> **WORK REQUIRED**: Where a line contains the word "radnog", copy that line in full.

> **EXERCISE INPUTS**:
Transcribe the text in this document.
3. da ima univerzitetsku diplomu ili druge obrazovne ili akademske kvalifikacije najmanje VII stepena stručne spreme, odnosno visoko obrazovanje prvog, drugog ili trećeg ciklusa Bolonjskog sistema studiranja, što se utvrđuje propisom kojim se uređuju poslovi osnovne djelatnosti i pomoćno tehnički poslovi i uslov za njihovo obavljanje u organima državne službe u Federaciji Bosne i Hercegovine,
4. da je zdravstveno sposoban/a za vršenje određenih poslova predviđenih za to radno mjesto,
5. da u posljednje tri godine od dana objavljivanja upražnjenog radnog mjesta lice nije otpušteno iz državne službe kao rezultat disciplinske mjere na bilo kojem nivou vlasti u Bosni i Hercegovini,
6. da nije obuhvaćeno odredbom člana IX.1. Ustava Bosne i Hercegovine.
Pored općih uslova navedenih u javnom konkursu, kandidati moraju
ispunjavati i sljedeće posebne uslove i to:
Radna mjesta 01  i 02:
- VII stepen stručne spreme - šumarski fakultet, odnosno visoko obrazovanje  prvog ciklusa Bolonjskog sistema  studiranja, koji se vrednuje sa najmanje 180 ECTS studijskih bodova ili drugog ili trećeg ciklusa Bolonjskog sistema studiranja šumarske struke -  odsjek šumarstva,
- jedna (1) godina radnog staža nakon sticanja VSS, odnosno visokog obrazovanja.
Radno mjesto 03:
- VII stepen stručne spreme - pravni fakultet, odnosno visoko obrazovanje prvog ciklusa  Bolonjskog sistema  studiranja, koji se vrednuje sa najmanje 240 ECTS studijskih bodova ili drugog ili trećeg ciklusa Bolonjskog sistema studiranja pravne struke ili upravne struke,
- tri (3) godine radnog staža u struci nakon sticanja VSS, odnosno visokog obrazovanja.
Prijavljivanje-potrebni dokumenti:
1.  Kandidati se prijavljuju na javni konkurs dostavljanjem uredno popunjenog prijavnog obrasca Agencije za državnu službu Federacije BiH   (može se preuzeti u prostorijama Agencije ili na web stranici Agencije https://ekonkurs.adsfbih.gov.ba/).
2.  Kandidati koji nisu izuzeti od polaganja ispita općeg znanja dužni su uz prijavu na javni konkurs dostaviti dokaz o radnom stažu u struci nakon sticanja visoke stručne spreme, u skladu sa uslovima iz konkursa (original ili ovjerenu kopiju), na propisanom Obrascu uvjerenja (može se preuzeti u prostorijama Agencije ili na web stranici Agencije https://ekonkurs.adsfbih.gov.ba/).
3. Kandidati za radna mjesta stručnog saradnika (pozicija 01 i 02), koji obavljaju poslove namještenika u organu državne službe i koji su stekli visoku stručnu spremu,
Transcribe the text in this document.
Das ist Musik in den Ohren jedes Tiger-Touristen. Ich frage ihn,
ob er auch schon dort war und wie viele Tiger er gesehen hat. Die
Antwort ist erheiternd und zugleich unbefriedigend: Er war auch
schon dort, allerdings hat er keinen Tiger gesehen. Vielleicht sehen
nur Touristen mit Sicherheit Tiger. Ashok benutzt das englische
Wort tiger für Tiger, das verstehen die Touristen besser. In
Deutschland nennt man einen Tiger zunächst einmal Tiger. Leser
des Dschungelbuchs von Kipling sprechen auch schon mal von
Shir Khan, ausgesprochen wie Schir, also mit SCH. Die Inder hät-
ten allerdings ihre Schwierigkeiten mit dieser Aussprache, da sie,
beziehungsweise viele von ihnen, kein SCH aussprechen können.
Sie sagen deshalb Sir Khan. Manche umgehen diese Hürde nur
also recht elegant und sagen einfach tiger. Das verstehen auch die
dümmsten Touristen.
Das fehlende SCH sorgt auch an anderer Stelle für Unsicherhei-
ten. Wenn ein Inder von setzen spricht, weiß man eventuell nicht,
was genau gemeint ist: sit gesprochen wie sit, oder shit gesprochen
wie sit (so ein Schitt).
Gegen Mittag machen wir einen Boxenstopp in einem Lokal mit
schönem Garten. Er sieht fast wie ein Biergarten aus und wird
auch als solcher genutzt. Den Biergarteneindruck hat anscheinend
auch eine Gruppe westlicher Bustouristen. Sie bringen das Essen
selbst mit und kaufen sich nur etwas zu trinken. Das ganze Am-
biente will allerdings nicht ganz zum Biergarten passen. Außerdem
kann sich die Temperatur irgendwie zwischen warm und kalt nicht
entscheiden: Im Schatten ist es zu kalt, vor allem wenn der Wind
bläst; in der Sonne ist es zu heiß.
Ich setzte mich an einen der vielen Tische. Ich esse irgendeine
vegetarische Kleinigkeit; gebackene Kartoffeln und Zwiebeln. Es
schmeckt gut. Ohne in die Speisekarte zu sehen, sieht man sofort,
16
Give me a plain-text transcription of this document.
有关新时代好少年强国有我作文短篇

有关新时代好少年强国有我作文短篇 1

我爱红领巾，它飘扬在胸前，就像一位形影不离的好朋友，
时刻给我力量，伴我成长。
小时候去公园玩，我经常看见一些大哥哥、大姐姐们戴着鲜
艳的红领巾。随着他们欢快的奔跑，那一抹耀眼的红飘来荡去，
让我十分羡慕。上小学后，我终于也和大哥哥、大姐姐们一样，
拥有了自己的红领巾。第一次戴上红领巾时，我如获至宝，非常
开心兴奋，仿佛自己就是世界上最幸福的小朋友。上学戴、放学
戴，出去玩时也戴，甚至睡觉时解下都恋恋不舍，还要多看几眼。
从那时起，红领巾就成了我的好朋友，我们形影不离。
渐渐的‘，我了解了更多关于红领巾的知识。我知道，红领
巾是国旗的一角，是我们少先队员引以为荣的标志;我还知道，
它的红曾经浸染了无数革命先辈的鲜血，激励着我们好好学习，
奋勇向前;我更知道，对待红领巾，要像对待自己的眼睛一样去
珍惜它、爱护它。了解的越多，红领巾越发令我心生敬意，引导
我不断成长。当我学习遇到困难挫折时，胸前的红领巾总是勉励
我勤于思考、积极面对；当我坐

> **EXERCISE ANSWER**:
5. da u posljednje tri godine od dana objavljivanja upražnjenog radnog mjesta lice nije otpušteno iz državne službe kao rezultat disciplinske mjere na bilo kojem nivou vlasti u Bosni i Hercegovini,
- jedna (1) godina radnog staža nakon sticanja VSS, odnosno visokog obrazovanja.
- tri (3) godine radnog staža u struci nakon sticanja VSS, odnosno visokog obrazovanja.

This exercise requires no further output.